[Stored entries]
┄┄┄┄┄┄┄┄┄┄┄┄┄┄┄┄┄┄┄┄
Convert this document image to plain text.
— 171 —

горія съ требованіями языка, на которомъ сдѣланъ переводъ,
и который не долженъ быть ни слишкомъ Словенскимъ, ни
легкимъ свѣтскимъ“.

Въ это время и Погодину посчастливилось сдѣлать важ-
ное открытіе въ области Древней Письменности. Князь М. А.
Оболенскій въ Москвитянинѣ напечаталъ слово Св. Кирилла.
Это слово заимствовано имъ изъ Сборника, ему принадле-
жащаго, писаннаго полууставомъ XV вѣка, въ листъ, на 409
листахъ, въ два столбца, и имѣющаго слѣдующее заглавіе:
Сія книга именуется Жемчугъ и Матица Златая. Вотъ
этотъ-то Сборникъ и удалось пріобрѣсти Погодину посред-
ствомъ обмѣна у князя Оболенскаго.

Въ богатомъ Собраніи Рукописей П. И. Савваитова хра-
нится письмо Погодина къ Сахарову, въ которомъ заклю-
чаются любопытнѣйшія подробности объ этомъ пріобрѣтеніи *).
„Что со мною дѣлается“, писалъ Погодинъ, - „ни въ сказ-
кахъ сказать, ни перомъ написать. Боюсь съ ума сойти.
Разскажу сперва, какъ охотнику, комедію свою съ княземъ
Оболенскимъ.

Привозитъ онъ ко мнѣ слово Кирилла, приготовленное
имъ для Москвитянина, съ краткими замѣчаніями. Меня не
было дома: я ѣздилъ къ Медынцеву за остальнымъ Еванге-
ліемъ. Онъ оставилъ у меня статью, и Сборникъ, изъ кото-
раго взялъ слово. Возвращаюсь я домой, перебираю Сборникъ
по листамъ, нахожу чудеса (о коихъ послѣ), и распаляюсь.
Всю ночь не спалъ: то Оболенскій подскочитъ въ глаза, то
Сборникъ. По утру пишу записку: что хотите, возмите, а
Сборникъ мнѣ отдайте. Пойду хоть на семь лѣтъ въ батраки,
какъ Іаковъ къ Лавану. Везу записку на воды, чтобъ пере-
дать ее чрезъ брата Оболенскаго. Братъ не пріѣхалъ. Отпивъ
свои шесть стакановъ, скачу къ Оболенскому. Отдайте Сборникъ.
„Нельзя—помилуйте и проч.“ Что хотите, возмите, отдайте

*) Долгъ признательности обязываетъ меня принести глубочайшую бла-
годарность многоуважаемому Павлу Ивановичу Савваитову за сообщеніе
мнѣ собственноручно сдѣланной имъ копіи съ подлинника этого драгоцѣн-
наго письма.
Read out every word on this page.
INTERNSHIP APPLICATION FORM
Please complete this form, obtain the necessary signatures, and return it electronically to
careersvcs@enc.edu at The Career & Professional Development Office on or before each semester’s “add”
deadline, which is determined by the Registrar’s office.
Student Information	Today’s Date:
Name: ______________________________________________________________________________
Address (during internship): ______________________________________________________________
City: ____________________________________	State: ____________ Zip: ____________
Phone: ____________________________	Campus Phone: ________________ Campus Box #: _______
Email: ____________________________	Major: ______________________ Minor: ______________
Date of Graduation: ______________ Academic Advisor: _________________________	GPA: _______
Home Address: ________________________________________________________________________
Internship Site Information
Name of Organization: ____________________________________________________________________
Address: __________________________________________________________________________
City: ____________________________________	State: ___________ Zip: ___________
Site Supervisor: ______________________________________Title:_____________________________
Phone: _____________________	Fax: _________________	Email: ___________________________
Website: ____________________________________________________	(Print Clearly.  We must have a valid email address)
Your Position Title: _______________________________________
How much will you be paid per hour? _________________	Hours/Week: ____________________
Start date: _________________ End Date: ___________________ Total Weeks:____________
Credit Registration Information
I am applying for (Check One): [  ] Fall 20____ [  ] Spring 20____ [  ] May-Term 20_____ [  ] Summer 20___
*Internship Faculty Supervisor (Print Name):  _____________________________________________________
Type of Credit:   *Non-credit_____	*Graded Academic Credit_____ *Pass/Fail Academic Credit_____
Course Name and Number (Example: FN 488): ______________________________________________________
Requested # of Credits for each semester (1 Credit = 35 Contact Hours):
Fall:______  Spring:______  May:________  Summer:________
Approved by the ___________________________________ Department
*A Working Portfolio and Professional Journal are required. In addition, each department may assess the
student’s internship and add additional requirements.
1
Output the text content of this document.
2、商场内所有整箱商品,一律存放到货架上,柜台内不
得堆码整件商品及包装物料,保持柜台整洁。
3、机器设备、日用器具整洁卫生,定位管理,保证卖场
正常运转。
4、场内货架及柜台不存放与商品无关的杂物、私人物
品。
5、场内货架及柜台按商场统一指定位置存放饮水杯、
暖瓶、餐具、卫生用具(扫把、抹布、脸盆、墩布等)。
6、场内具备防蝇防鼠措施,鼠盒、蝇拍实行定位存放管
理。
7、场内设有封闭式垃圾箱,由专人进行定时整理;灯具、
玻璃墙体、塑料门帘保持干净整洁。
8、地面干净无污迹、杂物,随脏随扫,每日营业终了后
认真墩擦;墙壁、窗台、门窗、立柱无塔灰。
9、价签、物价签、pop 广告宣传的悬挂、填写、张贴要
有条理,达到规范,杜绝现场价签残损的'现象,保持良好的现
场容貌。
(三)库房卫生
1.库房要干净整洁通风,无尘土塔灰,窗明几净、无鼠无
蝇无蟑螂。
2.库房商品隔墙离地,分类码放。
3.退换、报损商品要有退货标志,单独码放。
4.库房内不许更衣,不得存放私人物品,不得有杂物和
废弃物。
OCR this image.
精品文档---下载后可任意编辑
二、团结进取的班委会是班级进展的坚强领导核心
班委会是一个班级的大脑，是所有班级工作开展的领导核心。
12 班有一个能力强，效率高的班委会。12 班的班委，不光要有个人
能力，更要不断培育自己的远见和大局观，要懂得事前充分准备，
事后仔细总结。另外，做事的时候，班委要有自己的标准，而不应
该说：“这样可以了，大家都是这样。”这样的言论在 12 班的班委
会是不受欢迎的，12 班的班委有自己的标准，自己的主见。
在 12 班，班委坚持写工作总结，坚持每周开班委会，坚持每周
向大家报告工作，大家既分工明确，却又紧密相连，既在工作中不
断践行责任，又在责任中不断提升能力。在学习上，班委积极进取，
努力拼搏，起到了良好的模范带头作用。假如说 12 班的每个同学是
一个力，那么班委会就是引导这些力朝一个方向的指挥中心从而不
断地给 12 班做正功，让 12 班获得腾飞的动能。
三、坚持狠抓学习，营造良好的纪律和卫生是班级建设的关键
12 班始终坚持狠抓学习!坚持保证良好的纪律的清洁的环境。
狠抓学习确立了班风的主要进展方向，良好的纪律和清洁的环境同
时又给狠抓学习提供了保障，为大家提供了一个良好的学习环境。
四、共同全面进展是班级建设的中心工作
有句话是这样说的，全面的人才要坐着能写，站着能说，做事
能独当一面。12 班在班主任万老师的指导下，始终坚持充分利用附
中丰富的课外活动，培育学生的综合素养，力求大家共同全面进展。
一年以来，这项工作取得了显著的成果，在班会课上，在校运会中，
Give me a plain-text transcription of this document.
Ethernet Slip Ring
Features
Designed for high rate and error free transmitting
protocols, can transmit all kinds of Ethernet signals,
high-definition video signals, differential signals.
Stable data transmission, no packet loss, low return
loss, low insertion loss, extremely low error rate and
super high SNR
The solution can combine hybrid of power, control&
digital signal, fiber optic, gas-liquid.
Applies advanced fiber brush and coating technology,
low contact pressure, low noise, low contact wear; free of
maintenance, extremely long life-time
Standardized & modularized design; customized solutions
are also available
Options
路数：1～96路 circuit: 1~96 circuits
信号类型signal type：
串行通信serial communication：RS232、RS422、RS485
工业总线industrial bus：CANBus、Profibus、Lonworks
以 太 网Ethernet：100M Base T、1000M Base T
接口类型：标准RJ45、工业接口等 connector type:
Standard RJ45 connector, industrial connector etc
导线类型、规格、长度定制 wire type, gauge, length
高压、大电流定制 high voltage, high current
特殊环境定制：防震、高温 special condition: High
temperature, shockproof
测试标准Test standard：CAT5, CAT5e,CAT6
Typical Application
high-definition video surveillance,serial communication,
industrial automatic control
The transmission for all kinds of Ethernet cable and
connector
┄┄┄┄┄┄┄┄┄┄┄┄┄┄┄┄┄┄┄┄
§ **Work instructions**: Pull out all lines from the entries above in which the word "signals" appears.

§ **Worked answer**:
protocols, can transmit all kinds of Ethernet signals,
high-definition video signals, differential signals.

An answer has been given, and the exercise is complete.